[Page segmentation data]
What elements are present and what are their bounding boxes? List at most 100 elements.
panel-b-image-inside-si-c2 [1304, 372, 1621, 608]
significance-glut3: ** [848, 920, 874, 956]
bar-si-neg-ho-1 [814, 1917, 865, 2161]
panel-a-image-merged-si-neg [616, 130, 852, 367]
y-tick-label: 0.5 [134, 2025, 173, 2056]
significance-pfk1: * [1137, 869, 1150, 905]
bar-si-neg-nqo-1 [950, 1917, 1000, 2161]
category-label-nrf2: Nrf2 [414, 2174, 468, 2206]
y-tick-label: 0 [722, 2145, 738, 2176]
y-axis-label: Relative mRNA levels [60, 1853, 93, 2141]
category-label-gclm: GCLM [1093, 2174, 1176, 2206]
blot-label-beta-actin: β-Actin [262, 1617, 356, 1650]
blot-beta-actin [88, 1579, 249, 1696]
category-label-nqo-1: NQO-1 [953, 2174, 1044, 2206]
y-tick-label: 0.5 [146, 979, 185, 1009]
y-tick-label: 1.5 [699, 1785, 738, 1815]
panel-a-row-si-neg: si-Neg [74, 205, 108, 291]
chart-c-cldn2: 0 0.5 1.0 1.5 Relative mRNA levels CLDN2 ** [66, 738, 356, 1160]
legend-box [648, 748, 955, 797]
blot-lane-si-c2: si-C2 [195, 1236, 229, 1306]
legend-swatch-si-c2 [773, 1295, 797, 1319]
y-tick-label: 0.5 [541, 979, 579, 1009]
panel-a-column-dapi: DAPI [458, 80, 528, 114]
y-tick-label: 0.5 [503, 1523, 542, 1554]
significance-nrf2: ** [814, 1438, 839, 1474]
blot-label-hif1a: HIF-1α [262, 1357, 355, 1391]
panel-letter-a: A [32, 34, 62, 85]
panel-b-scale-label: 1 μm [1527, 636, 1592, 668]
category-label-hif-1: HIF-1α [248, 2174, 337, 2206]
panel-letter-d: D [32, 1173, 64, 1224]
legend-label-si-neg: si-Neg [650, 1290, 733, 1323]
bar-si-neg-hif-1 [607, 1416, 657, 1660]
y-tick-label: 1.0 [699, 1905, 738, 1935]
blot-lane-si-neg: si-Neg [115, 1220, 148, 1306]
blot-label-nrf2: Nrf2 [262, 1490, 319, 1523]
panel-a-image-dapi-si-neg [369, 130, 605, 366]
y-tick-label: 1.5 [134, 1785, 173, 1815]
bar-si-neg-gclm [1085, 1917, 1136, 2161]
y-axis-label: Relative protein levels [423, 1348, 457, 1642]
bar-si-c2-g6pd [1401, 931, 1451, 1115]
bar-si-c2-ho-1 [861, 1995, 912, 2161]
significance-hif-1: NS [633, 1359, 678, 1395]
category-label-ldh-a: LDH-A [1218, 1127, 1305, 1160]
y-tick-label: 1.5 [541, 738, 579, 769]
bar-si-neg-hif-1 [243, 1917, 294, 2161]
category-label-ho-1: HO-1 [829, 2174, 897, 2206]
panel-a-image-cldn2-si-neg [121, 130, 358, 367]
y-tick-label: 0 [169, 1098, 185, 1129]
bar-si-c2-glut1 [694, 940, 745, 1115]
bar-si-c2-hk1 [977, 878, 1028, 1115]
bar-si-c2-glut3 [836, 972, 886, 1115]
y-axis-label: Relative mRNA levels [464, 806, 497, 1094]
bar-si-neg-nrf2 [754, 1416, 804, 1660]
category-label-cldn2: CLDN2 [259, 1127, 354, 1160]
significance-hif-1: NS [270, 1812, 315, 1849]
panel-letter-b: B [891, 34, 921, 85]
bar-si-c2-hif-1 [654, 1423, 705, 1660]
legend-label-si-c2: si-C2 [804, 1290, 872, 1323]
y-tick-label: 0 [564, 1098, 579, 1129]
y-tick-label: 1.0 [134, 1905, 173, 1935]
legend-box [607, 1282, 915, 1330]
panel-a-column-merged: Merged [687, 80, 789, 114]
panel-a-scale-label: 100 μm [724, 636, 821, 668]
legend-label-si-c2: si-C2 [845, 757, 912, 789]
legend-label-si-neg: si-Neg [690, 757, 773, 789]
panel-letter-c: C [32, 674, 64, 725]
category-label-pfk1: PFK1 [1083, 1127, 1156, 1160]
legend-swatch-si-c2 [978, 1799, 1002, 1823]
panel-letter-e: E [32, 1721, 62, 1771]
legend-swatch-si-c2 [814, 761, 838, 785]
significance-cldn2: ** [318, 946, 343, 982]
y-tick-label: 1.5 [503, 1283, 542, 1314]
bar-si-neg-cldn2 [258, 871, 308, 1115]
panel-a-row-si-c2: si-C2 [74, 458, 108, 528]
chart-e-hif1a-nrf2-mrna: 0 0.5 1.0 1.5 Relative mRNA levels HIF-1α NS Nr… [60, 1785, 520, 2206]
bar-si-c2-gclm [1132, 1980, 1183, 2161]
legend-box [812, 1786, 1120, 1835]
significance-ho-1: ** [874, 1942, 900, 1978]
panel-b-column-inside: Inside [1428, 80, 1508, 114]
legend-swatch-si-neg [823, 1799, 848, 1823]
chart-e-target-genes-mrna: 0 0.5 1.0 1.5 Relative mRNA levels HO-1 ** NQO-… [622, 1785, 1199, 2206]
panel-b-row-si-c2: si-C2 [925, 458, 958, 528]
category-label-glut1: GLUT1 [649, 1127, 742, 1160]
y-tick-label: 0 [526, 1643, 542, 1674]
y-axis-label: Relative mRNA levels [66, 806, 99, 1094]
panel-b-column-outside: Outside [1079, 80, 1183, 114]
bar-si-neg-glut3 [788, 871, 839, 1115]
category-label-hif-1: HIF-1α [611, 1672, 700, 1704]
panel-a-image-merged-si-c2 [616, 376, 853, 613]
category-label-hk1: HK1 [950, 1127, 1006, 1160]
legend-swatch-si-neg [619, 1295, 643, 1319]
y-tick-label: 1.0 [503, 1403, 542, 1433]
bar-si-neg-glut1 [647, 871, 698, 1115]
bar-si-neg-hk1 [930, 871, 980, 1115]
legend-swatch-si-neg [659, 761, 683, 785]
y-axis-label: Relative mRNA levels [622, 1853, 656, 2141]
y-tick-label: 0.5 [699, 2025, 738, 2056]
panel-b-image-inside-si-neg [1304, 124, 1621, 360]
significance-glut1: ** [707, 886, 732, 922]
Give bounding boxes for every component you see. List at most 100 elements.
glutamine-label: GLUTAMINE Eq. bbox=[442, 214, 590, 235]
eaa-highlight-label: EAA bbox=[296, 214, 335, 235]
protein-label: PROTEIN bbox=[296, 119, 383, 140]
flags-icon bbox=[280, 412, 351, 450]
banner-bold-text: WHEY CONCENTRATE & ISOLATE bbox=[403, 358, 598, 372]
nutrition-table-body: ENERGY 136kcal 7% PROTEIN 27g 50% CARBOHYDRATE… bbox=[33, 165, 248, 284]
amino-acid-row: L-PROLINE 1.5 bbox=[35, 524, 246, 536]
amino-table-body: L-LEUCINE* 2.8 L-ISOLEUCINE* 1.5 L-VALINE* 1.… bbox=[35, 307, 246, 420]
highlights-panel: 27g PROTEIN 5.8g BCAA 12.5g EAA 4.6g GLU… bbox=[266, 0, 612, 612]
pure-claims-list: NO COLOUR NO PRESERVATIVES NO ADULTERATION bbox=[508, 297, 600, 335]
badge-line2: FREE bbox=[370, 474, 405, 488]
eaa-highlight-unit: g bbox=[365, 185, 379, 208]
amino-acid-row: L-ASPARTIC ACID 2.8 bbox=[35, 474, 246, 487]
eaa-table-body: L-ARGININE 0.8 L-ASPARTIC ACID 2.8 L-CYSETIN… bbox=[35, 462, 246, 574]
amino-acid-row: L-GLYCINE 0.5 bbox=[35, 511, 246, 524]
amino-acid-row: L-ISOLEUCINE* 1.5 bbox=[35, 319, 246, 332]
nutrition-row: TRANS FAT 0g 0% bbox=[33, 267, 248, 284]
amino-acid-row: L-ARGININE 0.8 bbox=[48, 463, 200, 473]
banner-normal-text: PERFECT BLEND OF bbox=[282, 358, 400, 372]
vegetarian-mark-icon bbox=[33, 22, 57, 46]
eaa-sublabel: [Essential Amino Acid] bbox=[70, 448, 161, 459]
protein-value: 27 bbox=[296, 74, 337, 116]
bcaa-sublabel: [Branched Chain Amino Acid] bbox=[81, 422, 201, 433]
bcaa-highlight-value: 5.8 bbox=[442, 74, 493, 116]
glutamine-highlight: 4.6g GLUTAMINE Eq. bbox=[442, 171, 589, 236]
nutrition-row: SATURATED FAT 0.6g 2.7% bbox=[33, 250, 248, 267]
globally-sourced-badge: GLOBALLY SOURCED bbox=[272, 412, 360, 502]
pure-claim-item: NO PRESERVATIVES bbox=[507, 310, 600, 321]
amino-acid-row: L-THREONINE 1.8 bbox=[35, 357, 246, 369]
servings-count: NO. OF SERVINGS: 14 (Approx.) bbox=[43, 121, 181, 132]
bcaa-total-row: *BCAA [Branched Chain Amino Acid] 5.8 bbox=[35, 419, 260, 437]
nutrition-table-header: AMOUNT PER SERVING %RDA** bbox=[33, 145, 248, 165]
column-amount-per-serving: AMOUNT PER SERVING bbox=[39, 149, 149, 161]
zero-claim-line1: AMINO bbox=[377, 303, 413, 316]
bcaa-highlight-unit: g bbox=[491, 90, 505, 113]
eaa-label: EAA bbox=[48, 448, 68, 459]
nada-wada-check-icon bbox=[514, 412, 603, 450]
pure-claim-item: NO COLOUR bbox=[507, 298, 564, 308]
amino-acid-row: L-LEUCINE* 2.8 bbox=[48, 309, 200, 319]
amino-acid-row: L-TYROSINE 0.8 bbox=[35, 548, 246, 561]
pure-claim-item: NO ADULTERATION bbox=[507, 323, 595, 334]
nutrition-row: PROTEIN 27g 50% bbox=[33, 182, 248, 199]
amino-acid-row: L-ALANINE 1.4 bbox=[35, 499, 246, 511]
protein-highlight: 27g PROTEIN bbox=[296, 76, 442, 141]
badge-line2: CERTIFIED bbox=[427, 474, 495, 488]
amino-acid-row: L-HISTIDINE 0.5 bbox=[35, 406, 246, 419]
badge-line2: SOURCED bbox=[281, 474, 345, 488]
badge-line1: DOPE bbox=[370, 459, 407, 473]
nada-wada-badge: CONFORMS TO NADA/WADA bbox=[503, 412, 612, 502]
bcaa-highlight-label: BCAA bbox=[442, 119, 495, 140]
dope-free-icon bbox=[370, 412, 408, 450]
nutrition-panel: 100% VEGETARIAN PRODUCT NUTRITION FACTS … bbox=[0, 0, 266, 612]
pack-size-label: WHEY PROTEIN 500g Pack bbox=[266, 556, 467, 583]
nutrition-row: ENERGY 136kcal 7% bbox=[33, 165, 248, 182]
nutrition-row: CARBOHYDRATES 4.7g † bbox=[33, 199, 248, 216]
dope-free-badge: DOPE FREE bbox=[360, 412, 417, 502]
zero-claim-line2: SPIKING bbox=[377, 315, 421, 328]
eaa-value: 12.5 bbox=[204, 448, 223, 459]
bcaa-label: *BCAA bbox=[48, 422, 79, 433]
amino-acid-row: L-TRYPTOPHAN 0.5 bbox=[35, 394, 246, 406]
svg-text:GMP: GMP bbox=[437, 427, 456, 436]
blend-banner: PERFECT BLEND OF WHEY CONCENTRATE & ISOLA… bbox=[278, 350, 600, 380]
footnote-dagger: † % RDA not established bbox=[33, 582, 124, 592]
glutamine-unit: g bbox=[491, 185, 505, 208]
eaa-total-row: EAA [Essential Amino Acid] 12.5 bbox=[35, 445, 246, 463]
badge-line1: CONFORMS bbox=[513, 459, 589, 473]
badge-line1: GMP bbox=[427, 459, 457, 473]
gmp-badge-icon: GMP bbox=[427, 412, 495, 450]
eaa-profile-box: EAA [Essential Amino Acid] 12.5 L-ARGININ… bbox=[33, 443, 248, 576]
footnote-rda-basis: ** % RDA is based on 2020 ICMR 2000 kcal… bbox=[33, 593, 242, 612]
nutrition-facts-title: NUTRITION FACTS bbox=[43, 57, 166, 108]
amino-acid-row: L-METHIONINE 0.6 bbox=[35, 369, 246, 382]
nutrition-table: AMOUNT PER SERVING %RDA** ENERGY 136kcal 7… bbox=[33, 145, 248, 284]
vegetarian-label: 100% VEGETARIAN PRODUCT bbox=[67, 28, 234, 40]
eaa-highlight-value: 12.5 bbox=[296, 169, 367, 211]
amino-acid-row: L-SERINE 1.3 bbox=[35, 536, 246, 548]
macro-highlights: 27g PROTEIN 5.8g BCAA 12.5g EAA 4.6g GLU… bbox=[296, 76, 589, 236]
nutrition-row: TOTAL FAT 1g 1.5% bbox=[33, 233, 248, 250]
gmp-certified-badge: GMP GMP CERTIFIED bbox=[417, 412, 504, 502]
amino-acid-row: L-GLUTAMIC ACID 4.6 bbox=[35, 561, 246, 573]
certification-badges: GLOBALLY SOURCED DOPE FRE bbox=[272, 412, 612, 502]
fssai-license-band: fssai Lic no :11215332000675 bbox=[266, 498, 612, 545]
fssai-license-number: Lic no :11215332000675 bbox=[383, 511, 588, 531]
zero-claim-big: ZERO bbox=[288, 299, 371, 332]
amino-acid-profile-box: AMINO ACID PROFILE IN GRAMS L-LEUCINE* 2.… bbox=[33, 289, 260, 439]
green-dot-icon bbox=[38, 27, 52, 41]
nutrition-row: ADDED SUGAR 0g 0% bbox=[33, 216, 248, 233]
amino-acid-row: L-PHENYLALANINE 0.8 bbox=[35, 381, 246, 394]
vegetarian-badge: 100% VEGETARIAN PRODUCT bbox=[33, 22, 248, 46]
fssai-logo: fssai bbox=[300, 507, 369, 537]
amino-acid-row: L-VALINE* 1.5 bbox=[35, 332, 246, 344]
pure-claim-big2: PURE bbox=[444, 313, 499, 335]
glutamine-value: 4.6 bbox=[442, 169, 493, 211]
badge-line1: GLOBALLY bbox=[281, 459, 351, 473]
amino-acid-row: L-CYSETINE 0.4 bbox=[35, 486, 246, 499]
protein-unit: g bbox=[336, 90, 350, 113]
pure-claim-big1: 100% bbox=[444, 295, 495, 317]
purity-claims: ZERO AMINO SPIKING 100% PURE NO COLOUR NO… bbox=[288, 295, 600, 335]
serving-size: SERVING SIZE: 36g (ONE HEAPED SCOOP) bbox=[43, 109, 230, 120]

• **Task item**
Go through the records above and, whenever a line includes the word "VALINE", copy it.

• **Response box**
amino-table-body: L-LEUCINE* 2.8 L-ISOLEUCINE* 1.5 L-VALINE* 1.… bbox=[35, 307, 246, 420]
amino-acid-row: L-VALINE* 1.5 bbox=[35, 332, 246, 344]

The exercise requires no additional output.